------ Input for this task ------

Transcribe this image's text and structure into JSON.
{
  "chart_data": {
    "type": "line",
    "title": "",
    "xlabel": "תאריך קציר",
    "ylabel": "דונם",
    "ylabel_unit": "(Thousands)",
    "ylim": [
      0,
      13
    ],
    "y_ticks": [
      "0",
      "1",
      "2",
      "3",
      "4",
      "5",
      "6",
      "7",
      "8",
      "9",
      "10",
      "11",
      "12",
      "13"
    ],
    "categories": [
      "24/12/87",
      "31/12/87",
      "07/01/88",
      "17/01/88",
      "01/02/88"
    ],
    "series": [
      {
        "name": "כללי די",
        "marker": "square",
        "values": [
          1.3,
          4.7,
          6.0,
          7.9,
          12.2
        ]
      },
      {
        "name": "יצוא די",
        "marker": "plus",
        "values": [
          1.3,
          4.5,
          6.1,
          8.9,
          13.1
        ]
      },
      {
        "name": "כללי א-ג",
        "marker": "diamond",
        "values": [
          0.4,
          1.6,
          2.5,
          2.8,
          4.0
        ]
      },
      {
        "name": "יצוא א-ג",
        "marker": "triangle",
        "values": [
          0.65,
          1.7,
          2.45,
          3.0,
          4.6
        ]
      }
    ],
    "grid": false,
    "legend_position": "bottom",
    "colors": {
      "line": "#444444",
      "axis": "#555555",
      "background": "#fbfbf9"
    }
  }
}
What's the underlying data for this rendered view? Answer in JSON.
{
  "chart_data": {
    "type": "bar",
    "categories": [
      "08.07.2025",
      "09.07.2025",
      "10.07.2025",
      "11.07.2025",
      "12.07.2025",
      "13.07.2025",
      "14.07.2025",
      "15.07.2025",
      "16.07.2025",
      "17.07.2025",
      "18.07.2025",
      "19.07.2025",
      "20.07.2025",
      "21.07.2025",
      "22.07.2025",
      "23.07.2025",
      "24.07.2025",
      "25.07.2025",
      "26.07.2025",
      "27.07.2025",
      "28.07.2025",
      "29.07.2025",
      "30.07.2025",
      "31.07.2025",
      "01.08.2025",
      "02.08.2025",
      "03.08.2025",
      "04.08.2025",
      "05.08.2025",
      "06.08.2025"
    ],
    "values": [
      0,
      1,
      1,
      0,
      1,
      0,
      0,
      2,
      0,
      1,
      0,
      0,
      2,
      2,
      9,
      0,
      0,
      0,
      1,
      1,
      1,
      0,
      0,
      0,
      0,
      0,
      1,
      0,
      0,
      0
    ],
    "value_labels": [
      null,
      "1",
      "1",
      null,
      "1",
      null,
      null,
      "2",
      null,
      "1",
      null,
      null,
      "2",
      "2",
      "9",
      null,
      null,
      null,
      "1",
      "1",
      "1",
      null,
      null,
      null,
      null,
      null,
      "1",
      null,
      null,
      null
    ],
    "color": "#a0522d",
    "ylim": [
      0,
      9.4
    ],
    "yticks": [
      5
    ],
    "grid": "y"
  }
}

------

Task goal:
Transcribe the full listing above without leaving anything out.

Answer below:
Transcribe this image's text and structure into JSON.
{
  "chart_data": {
    "type": "line",
    "title": "",
    "xlabel": "תאריך קציר",
    "ylabel": "דונם",
    "ylabel_unit": "(Thousands)",
    "ylim": [
      0,
      13
    ],
    "y_ticks": [
      "0",
      "1",
      "2",
      "3",
      "4",
      "5",
      "6",
      "7",
      "8",
      "9",
      "10",
      "11",
      "12",
      "13"
    ],
    "categories": [
      "24/12/87",
      "31/12/87",
      "07/01/88",
      "17/01/88",
      "01/02/88"
    ],
    "series": [
      {
        "name": "כללי די",
        "marker": "square",
        "values": [
          1.3,
          4.7,
          6.0,
          7.9,
          12.2
        ]
      },
      {
        "name": "יצוא די",
        "marker": "plus",
        "values": [
          1.3,
          4.5,
          6.1,
          8.9,
          13.1
        ]
      },
      {
        "name": "כללי א-ג",
        "marker": "diamond",
        "values": [
          0.4,
          1.6,
          2.5,
          2.8,
          4.0
        ]
      },
      {
        "name": "יצוא א-ג",
        "marker": "triangle",
        "values": [
          0.65,
          1.7,
          2.45,
          3.0,
          4.6
        ]
      }
    ],
    "grid": false,
    "legend_position": "bottom",
    "colors": {
      "line": "#444444",
      "axis": "#555555",
      "background": "#fbfbf9"
    }
  }
}
What's the underlying data for this rendered view? Answer in JSON.
{
  "chart_data": {
    "type": "bar",
    "categories": [
      "08.07.2025",
      "09.07.2025",
      "10.07.2025",
      "11.07.2025",
      "12.07.2025",
      "13.07.2025",
      "14.07.2025",
      "15.07.2025",
      "16.07.2025",
      "17.07.2025",
      "18.07.2025",
      "19.07.2025",
      "20.07.2025",
      "21.07.2025",
      "22.07.2025",
      "23.07.2025",
      "24.07.2025",
      "25.07.2025",
      "26.07.2025",
      "27.07.2025",
      "28.07.2025",
      "29.07.2025",
      "30.07.2025",
      "31.07.2025",
      "01.08.2025",
      "02.08.2025",
      "03.08.2025",
      "04.08.2025",
      "05.08.2025",
      "06.08.2025"
    ],
    "values": [
      0,
      1,
      1,
      0,
      1,
      0,
      0,
      2,
      0,
      1,
      0,
      0,
      2,
      2,
      9,
      0,
      0,
      0,
      1,
      1,
      1,
      0,
      0,
      0,
      0,
      0,
      1,
      0,
      0,
      0
    ],
    "value_labels": [
      null,
      "1",
      "1",
      null,
      "1",
      null,
      null,
      "2",
      null,
      "1",
      null,
      null,
      "2",
      "2",
      "9",
      null,
      null,
      null,
      "1",
      "1",
      "1",
      null,
      null,
      null,
      null,
      null,
      "1",
      null,
      null,
      null
    ],
    "color": "#a0522d",
    "ylim": [
      0,
      9.4
    ],
    "yticks": [
      5
    ],
    "grid": "y"
  }
}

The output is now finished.